**WHAT THIS TASK INVOLVES:** Reproduce all the entries exactly and keep the pictures out.

**RECORDS:**
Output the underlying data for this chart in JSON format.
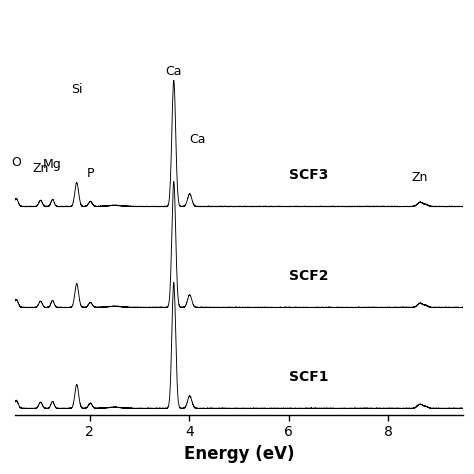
{
  "xlabel": "Energy (eV)",
  "xlim": [
    0.5,
    9.5
  ],
  "xticks": [
    2,
    4,
    6,
    8
  ],
  "xtick_labels": [
    "2",
    "4",
    "6",
    "8"
  ],
  "series_labels": [
    "SCF3",
    "SCF2",
    "SCF1"
  ],
  "offsets": [
    1.6,
    0.8,
    0.0
  ],
  "element_labels": {
    "O": 0.525,
    "Zn": 1.012,
    "Mg": 1.254,
    "Si": 1.74,
    "P": 2.013,
    "Ca_main": 3.69,
    "Ca_second": 4.01,
    "Zn_high": 8.64
  },
  "background_color": "#ffffff",
  "line_color": "#000000",
  "label_fontsize": 9,
  "axis_label_fontsize": 12,
  "tick_fontsize": 10,
  "ca_peak_scale": 4.5,
  "si_peak_scale": 0.9,
  "noise_scale": 0.008
}
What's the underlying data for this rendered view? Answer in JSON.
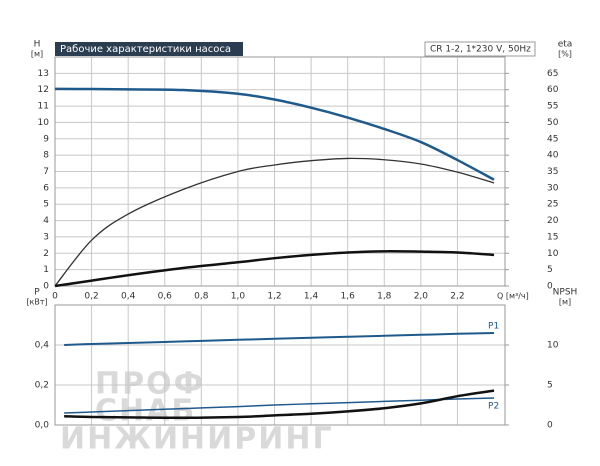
{
  "chart_data": [
    {
      "type": "line",
      "title": "Рабочие характеристики насоса",
      "subtitle": "CR 1-2, 1*230 V, 50Hz",
      "y_label": "H",
      "y_unit": "[м]",
      "y2_label": "eta",
      "y2_unit": "[%]",
      "x_label": "Q [м³/ч]",
      "x": [
        0,
        0.2,
        0.4,
        0.7,
        1.0,
        1.2,
        1.4,
        1.6,
        1.8,
        2.0,
        2.2,
        2.4
      ],
      "xlim": [
        0,
        2.46
      ],
      "xticks": [
        0,
        {
          "value": 0.2,
          "label": "0,2"
        },
        {
          "value": 0.4,
          "label": "0,4"
        },
        {
          "value": 0.6,
          "label": "0,6"
        },
        {
          "value": 0.8,
          "label": "0,8"
        },
        {
          "value": 1.0,
          "label": "1,0"
        },
        {
          "value": 1.2,
          "label": "1,2"
        },
        {
          "value": 1.4,
          "label": "1,4"
        },
        {
          "value": 1.6,
          "label": "1,6"
        },
        {
          "value": 1.8,
          "label": "1,8"
        },
        {
          "value": 2.0,
          "label": "2,0"
        },
        {
          "value": 2.2,
          "label": "2,2"
        }
      ],
      "ylim": [
        0,
        14
      ],
      "yticks": [
        0,
        1,
        2,
        3,
        4,
        5,
        6,
        7,
        8,
        9,
        10,
        11,
        12,
        13
      ],
      "y2lim": [
        0,
        70
      ],
      "y2ticks": [
        0,
        5,
        10,
        15,
        20,
        25,
        30,
        35,
        40,
        45,
        50,
        55,
        60,
        65
      ],
      "grid": true,
      "series": [
        {
          "color": "#1f5a8c",
          "values": [
            12.05,
            12.04,
            12.02,
            11.98,
            11.75,
            11.4,
            10.9,
            10.3,
            9.6,
            8.8,
            7.7,
            6.5
          ]
        },
        {
          "color": "#333333",
          "axis": "y2",
          "values": [
            0,
            14,
            22,
            29.5,
            35,
            37,
            38.3,
            39,
            38.6,
            37.3,
            34.8,
            31.5
          ]
        },
        {
          "color": "#111111",
          "values": [
            0,
            0.33,
            0.66,
            1.1,
            1.45,
            1.7,
            1.9,
            2.05,
            2.12,
            2.1,
            2.05,
            1.9
          ]
        }
      ]
    },
    {
      "type": "line",
      "y_label": "P",
      "y_unit": "[кВт]",
      "y2_label": "NPSH",
      "y2_unit": "[м]",
      "x": [
        0.05,
        0.2,
        0.4,
        0.7,
        1.0,
        1.2,
        1.4,
        1.6,
        1.8,
        2.0,
        2.2,
        2.4
      ],
      "xlim": [
        0,
        2.46
      ],
      "ylim": [
        0,
        0.6
      ],
      "yticks": [
        {
          "value": 0,
          "label": "0,0"
        },
        {
          "value": 0.2,
          "label": "0,2"
        },
        {
          "value": 0.4,
          "label": "0,4"
        }
      ],
      "y2lim": [
        0,
        15
      ],
      "y2ticks": [
        0,
        5,
        10
      ],
      "grid": true,
      "series": [
        {
          "name": "P1",
          "color": "#1f5a8c",
          "values": [
            0.4,
            0.405,
            0.41,
            0.418,
            0.426,
            0.431,
            0.436,
            0.441,
            0.446,
            0.451,
            0.456,
            0.46
          ]
        },
        {
          "name": "P2",
          "color": "#1f5a8c",
          "values": [
            0.06,
            0.065,
            0.072,
            0.082,
            0.092,
            0.1,
            0.106,
            0.112,
            0.118,
            0.124,
            0.13,
            0.135
          ]
        },
        {
          "color": "#111111",
          "axis": "y2",
          "values": [
            1.1,
            1.0,
            0.95,
            0.9,
            1.0,
            1.2,
            1.4,
            1.7,
            2.1,
            2.7,
            3.6,
            4.3
          ]
        }
      ]
    }
  ],
  "watermark": [
    "ПРОФ",
    "СНАБ",
    "ИНЖИНИРИНГ"
  ]
}
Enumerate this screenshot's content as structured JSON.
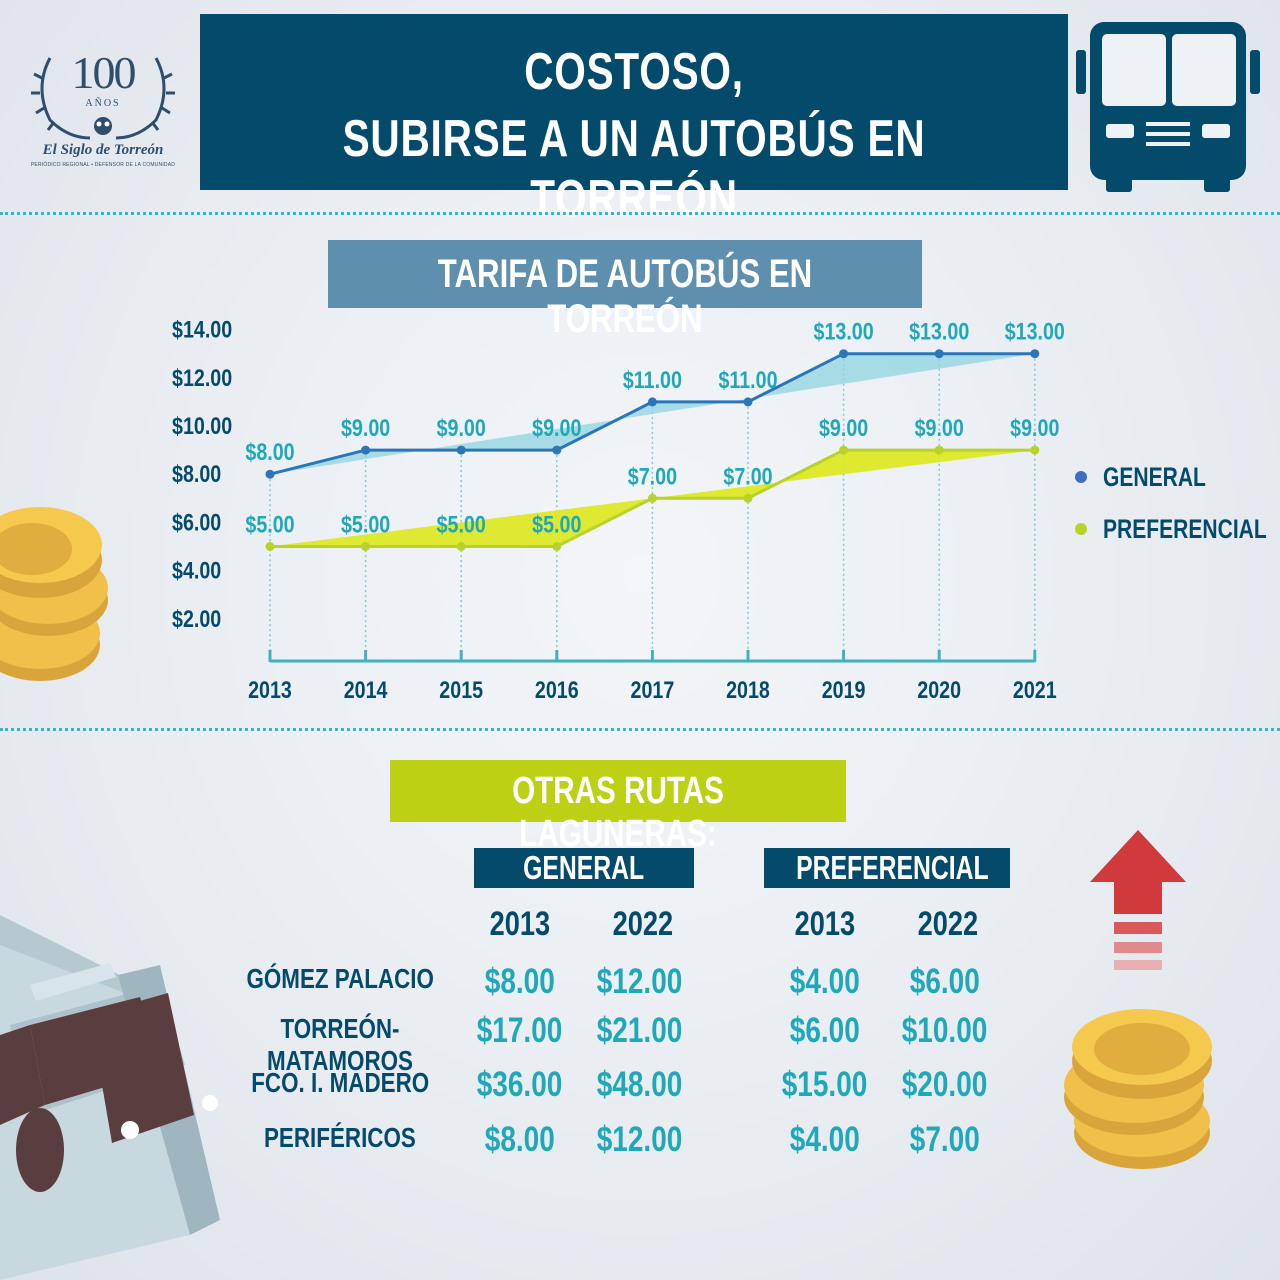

**OUTPUT OF THE EXERCISE:**
Output the underlying data for this chart in JSON format.
{
  "xlabel": "Energy (eV)",
  "xlim": [
    0.5,
    9.5
  ],
  "xticks": [
    2,
    4,
    6,
    8
  ],
  "xtick_labels": [
    "2",
    "4",
    "6",
    "8"
  ],
  "series_labels": [
    "SCF3",
    "SCF2",
    "SCF1"
  ],
  "offsets": [
    1.6,
    0.8,
    0.0
  ],
  "element_labels": {
    "O": 0.525,
    "Zn": 1.012,
    "Mg": 1.254,
    "Si": 1.74,
    "P": 2.013,
    "Ca_main": 3.69,
    "Ca_second": 4.01,
    "Zn_high": 8.64
  },
  "background_color": "#ffffff",
  "line_color": "#000000",
  "label_fontsize": 9,
  "axis_label_fontsize": 12,
  "tick_fontsize": 10,
  "ca_peak_scale": 4.5,
  "si_peak_scale": 0.9,
  "noise_scale": 0.008
}
What's the underlying data for this rendered view? Answer in JSON.
{
  "chart_data": [
    {
      "type": "line",
      "title": "Рабочие характеристики насоса",
      "subtitle": "CR 1-2, 1*230 V, 50Hz",
      "y_label": "H",
      "y_unit": "[м]",
      "y2_label": "eta",
      "y2_unit": "[%]",
      "x_label": "Q [м³/ч]",
      "x": [
        0,
        0.2,
        0.4,
        0.7,
        1.0,
        1.2,
        1.4,
        1.6,
        1.8,
        2.0,
        2.2,
        2.4
      ],
      "xlim": [
        0,
        2.46
      ],
      "xticks": [
        0,
        {
          "value": 0.2,
          "label": "0,2"
        },
        {
          "value": 0.4,
          "label": "0,4"
        },
        {
          "value": 0.6,
          "label": "0,6"
        },
        {
          "value": 0.8,
          "label": "0,8"
        },
        {
          "value": 1.0,
          "label": "1,0"
        },
        {
          "value": 1.2,
          "label": "1,2"
        },
        {
          "value": 1.4,
          "label": "1,4"
        },
        {
          "value": 1.6,
          "label": "1,6"
        },
        {
          "value": 1.8,
          "label": "1,8"
        },
        {
          "value": 2.0,
          "label": "2,0"
        },
        {
          "value": 2.2,
          "label": "2,2"
        }
      ],
      "ylim": [
        0,
        14
      ],
      "yticks": [
        0,
        1,
        2,
        3,
        4,
        5,
        6,
        7,
        8,
        9,
        10,
        11,
        12,
        13
      ],
      "y2lim": [
        0,
        70
      ],
      "y2ticks": [
        0,
        5,
        10,
        15,
        20,
        25,
        30,
        35,
        40,
        45,
        50,
        55,
        60,
        65
      ],
      "grid": true,
      "series": [
        {
          "color": "#1f5a8c",
          "values": [
            12.05,
            12.04,
            12.02,
            11.98,
            11.75,
            11.4,
            10.9,
            10.3,
            9.6,
            8.8,
            7.7,
            6.5
          ]
        },
        {
          "color": "#333333",
          "axis": "y2",
          "values": [
            0,
            14,
            22,
            29.5,
            35,
            37,
            38.3,
            39,
            38.6,
            37.3,
            34.8,
            31.5
          ]
        },
        {
          "color": "#111111",
          "values": [
            0,
            0.33,
            0.66,
            1.1,
            1.45,
            1.7,
            1.9,
            2.05,
            2.12,
            2.1,
            2.05,
            1.9
          ]
        }
      ]
    },
    {
      "type": "line",
      "y_label": "P",
      "y_unit": "[кВт]",
      "y2_label": "NPSH",
      "y2_unit": "[м]",
      "x": [
        0.05,
        0.2,
        0.4,
        0.7,
        1.0,
        1.2,
        1.4,
        1.6,
        1.8,
        2.0,
        2.2,
        2.4
      ],
      "xlim": [
        0,
        2.46
      ],
      "ylim": [
        0,
        0.6
      ],
      "yticks": [
        {
          "value": 0,
          "label": "0,0"
        },
        {
          "value": 0.2,
          "label": "0,2"
        },
        {
          "value": 0.4,
          "label": "0,4"
        }
      ],
      "y2lim": [
        0,
        15
      ],
      "y2ticks": [
        0,
        5,
        10
      ],
      "grid": true,
      "series": [
        {
          "name": "P1",
          "color": "#1f5a8c",
          "values": [
            0.4,
            0.405,
            0.41,
            0.418,
            0.426,
            0.431,
            0.436,
            0.441,
            0.446,
            0.451,
            0.456,
            0.46
          ]
        },
        {
          "name": "P2",
          "color": "#1f5a8c",
          "values": [
            0.06,
            0.065,
            0.072,
            0.082,
            0.092,
            0.1,
            0.106,
            0.112,
            0.118,
            0.124,
            0.13,
            0.135
          ]
        },
        {
          "color": "#111111",
          "axis": "y2",
          "values": [
            1.1,
            1.0,
            0.95,
            0.9,
            1.0,
            1.2,
            1.4,
            1.7,
            2.1,
            2.7,
            3.6,
            4.3
          ]
        }
      ]
    }
  ],
  "watermark": [
    "ПРОФ",
    "СНАБ",
    "ИНЖИНИРИНГ"
  ]
}
Enumerate this screenshot's content as structured JSON.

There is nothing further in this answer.